--- START EXERCISE MATERIALS ---
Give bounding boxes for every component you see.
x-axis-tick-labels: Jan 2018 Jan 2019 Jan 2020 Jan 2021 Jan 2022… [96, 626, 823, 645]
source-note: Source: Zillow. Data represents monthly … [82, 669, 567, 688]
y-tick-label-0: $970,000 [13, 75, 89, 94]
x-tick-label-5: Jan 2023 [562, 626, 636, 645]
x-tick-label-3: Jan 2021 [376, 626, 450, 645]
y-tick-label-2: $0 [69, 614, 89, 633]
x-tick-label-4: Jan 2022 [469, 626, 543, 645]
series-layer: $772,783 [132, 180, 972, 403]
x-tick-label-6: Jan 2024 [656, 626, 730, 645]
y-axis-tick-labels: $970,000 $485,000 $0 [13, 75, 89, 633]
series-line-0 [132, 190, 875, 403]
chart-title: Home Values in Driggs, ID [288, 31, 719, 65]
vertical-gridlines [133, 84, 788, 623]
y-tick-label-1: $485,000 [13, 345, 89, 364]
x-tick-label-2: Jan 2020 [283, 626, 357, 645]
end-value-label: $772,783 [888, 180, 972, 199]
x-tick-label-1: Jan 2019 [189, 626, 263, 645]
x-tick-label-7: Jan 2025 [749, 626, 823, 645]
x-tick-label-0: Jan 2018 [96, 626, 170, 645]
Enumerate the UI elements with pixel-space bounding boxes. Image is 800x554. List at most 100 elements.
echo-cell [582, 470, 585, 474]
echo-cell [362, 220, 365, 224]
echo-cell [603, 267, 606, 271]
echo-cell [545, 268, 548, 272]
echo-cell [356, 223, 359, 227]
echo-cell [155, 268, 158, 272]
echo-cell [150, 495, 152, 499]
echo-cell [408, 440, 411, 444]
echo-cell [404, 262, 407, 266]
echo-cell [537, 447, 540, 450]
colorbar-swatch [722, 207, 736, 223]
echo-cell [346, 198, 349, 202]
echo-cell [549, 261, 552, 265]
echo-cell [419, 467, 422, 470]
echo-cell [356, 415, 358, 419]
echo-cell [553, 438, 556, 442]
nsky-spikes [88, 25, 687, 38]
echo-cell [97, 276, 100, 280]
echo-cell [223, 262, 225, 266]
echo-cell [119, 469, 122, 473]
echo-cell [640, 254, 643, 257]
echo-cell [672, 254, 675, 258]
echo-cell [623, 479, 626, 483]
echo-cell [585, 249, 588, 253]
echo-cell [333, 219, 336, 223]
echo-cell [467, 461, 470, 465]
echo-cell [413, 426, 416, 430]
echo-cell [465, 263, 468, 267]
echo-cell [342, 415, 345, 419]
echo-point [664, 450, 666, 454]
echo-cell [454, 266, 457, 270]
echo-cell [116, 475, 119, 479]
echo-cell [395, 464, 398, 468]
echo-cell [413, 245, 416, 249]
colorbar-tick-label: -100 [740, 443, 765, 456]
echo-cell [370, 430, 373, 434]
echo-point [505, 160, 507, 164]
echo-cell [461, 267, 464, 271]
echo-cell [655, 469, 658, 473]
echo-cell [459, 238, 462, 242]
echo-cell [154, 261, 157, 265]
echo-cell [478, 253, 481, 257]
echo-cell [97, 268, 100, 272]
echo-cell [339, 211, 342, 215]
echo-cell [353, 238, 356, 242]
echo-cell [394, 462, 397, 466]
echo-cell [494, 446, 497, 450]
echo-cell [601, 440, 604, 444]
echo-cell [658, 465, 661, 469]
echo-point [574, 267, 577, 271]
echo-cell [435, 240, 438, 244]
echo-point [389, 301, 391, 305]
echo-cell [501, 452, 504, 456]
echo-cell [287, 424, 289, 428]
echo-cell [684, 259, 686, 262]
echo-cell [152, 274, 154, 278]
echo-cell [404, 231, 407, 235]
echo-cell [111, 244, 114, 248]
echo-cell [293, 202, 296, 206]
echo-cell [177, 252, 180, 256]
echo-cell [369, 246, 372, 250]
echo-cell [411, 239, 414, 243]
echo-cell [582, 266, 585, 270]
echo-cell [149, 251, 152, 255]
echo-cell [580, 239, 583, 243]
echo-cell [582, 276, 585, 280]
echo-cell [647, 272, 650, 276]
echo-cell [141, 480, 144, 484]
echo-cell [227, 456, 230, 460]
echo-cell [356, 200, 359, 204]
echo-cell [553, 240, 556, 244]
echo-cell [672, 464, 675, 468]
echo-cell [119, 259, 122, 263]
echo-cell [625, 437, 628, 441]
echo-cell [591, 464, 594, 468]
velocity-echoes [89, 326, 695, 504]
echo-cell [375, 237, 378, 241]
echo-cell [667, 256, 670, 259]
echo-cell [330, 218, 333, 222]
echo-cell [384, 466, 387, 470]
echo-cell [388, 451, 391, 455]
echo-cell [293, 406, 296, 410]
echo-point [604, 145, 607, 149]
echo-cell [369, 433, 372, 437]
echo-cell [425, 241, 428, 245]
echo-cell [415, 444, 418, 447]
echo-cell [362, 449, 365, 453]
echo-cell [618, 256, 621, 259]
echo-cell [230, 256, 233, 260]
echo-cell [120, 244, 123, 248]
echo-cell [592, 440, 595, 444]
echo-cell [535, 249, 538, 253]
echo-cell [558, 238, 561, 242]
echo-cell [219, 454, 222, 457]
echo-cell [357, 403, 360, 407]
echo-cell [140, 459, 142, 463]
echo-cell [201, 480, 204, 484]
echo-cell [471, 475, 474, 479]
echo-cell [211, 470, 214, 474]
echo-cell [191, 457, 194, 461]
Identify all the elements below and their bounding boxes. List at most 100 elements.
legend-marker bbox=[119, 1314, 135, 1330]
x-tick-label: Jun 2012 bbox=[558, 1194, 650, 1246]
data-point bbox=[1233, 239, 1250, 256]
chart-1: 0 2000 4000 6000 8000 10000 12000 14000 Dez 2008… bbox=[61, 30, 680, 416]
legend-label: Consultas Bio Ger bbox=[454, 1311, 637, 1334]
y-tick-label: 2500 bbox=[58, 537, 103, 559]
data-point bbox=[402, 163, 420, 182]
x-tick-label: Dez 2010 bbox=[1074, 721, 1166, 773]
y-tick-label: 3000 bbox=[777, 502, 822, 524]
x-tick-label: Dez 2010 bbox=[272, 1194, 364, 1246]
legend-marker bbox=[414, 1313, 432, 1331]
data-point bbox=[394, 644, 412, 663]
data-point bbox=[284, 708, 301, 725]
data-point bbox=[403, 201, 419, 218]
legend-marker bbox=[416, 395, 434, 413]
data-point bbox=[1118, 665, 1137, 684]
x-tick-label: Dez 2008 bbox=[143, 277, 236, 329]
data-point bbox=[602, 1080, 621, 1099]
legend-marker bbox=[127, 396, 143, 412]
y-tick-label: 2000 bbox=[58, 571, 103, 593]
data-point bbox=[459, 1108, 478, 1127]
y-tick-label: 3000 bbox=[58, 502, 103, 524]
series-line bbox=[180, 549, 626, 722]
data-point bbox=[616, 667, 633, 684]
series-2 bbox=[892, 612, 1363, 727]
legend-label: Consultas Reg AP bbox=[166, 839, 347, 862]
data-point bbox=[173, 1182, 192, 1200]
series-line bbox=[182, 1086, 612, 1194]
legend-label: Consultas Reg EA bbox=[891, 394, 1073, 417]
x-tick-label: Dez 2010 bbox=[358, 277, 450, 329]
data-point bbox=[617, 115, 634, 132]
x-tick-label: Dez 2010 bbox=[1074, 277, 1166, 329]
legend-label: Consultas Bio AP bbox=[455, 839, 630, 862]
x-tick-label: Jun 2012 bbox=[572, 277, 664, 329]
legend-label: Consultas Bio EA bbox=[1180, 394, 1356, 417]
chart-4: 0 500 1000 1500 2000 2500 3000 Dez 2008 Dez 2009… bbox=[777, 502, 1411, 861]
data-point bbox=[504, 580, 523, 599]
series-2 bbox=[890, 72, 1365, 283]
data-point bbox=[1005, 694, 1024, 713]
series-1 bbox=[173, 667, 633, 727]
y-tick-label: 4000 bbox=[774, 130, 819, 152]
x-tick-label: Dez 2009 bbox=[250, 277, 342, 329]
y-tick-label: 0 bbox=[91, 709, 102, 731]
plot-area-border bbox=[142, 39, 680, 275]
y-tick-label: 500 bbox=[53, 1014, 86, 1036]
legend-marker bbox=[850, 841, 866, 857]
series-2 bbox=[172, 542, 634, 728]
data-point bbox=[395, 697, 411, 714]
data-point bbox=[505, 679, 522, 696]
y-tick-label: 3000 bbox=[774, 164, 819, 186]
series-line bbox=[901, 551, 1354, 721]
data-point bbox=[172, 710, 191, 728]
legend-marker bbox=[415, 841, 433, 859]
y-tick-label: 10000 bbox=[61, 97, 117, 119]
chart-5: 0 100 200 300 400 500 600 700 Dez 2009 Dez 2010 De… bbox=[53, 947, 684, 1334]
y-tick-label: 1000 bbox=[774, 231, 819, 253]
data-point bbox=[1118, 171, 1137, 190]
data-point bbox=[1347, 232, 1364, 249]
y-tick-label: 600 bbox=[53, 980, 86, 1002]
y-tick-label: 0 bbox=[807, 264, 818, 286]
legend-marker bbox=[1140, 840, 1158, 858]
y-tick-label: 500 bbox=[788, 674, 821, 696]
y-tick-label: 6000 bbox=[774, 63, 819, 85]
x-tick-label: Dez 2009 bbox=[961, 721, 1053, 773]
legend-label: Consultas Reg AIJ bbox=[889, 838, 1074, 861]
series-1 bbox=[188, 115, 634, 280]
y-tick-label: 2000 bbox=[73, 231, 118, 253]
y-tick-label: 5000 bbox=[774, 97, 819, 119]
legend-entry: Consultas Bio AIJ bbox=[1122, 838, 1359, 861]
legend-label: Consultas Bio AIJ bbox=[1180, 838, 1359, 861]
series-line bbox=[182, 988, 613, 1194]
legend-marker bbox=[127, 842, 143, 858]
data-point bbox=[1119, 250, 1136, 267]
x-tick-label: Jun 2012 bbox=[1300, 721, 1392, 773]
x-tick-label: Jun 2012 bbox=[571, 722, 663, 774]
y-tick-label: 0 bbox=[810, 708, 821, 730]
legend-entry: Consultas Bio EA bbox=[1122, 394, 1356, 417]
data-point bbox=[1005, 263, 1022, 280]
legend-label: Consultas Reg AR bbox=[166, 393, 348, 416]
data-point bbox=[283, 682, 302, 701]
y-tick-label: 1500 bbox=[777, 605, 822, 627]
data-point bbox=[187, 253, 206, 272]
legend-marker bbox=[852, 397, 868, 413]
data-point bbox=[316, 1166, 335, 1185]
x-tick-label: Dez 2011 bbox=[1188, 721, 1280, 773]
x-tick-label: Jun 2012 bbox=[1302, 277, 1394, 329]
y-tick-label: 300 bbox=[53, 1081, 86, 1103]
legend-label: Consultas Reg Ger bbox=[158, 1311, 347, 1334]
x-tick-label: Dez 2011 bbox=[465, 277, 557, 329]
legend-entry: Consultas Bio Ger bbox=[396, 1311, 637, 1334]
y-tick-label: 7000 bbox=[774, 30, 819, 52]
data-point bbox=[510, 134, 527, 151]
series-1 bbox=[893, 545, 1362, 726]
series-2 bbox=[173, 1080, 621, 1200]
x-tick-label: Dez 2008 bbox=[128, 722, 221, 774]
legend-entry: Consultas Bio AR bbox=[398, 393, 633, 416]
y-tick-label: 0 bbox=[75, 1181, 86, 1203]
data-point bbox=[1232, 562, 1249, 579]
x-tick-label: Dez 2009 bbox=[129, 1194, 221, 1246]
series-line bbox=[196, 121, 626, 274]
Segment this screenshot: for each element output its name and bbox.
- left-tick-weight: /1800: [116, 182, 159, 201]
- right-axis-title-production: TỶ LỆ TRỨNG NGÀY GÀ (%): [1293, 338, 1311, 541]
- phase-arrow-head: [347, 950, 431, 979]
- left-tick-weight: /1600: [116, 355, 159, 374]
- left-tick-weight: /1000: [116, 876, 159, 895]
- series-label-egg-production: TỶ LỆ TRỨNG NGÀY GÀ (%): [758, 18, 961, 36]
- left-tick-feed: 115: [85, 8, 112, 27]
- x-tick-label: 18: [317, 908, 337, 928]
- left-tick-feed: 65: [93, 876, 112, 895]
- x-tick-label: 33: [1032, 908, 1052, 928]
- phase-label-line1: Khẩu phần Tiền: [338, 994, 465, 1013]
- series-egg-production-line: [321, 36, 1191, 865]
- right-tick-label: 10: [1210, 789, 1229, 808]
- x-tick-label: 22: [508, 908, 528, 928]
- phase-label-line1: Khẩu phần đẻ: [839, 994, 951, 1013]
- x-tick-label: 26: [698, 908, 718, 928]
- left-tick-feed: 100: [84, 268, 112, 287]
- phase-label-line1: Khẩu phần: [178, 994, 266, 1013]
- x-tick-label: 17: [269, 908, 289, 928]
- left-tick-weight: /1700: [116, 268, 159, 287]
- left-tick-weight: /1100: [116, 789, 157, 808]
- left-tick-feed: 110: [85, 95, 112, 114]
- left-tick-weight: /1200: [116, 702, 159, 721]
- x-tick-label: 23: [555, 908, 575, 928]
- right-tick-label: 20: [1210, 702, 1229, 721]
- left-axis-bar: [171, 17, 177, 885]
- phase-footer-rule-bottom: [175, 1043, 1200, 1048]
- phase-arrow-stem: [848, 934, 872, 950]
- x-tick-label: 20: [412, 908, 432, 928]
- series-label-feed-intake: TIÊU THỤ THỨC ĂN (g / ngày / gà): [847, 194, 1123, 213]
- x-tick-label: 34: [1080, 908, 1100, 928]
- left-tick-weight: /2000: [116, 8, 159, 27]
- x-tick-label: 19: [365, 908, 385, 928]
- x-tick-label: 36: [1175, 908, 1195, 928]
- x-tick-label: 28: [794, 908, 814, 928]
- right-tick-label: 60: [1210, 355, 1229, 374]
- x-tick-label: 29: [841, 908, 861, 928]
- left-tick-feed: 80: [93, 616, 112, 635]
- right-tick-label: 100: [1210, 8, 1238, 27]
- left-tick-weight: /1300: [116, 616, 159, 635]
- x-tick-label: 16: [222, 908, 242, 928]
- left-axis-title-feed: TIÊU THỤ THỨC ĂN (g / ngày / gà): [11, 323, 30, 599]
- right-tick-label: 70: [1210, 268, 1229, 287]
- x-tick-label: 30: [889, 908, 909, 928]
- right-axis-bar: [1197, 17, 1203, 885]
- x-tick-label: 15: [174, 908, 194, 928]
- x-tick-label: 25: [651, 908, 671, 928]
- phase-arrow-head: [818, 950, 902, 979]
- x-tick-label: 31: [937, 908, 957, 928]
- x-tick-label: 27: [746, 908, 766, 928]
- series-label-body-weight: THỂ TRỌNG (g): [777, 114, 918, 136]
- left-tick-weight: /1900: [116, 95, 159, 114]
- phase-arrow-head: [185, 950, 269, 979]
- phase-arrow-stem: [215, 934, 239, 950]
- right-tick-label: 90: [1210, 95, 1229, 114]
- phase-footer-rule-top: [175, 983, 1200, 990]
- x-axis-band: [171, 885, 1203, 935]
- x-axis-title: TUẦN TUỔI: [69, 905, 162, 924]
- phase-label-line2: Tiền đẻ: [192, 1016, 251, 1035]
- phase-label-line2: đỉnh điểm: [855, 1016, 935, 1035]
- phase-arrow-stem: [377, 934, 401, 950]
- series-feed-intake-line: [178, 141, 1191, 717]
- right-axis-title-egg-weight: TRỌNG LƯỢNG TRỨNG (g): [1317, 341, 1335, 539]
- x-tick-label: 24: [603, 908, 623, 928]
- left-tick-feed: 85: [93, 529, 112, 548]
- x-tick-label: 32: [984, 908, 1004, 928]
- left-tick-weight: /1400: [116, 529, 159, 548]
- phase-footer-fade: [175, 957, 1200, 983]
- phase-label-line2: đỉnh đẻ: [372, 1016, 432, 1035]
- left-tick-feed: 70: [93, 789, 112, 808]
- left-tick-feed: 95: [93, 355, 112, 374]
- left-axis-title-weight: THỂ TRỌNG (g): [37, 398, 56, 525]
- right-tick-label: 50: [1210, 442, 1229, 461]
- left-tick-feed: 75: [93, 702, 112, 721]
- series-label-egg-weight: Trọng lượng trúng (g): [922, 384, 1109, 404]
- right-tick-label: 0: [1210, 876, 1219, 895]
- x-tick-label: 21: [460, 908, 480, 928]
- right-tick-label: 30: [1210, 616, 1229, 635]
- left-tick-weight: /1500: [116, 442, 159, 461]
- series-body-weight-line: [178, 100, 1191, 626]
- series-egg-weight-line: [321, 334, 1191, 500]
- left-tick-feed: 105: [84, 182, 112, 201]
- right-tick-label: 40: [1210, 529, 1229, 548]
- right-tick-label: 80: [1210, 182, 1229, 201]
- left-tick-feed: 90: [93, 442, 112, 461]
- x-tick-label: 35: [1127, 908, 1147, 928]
--- END EXERCISE MATERIALS ---
# WHAT IS NEEDED
Please count how many lines above contain the string "đỉnh", treating uppercase and lowercase as different. Reply with the number alone.

# OUTPUT OF THE TASK
2